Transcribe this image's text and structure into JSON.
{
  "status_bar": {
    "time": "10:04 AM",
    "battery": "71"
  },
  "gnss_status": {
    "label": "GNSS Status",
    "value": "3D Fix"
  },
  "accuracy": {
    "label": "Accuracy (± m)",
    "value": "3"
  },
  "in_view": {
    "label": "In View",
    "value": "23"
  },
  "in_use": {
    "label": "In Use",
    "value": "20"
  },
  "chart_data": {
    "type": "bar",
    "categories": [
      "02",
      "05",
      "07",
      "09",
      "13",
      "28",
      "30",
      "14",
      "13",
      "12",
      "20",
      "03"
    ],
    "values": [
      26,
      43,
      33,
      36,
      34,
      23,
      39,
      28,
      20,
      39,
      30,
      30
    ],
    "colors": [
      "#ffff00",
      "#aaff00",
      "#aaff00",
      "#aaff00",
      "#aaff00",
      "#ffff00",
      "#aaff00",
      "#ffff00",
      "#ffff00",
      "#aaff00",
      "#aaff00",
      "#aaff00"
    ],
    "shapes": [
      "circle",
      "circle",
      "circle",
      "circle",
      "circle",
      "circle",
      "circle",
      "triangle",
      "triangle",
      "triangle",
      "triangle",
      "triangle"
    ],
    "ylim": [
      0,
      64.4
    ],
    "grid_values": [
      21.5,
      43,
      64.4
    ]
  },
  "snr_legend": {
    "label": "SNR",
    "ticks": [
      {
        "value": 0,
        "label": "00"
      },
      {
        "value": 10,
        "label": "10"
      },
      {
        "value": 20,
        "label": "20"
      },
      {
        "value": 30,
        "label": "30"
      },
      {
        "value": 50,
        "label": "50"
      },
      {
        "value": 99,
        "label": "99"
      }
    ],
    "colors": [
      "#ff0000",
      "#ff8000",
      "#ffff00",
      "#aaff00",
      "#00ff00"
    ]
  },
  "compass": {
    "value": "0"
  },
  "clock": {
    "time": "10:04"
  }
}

THE EXERCISE: All of the records must be repeated exactly.

RIGHT ANSWER:
Transcribe this image's text and structure into JSON.
{
  "status_bar": {
    "time": "10:04 AM",
    "battery": "71"
  },
  "gnss_status": {
    "label": "GNSS Status",
    "value": "3D Fix"
  },
  "accuracy": {
    "label": "Accuracy (± m)",
    "value": "3"
  },
  "in_view": {
    "label": "In View",
    "value": "23"
  },
  "in_use": {
    "label": "In Use",
    "value": "20"
  },
  "chart_data": {
    "type": "bar",
    "categories": [
      "02",
      "05",
      "07",
      "09",
      "13",
      "28",
      "30",
      "14",
      "13",
      "12",
      "20",
      "03"
    ],
    "values": [
      26,
      43,
      33,
      36,
      34,
      23,
      39,
      28,
      20,
      39,
      30,
      30
    ],
    "colors": [
      "#ffff00",
      "#aaff00",
      "#aaff00",
      "#aaff00",
      "#aaff00",
      "#ffff00",
      "#aaff00",
      "#ffff00",
      "#ffff00",
      "#aaff00",
      "#aaff00",
      "#aaff00"
    ],
    "shapes": [
      "circle",
      "circle",
      "circle",
      "circle",
      "circle",
      "circle",
      "circle",
      "triangle",
      "triangle",
      "triangle",
      "triangle",
      "triangle"
    ],
    "ylim": [
      0,
      64.4
    ],
    "grid_values": [
      21.5,
      43,
      64.4
    ]
  },
  "snr_legend": {
    "label": "SNR",
    "ticks": [
      {
        "value": 0,
        "label": "00"
      },
      {
        "value": 10,
        "label": "10"
      },
      {
        "value": 20,
        "label": "20"
      },
      {
        "value": 30,
        "label": "30"
      },
      {
        "value": 50,
        "label": "50"
      },
      {
        "value": 99,
        "label": "99"
      }
    ],
    "colors": [
      "#ff0000",
      "#ff8000",
      "#ffff00",
      "#aaff00",
      "#00ff00"
    ]
  },
  "compass": {
    "value": "0"
  },
  "clock": {
    "time": "10:04"
  }
}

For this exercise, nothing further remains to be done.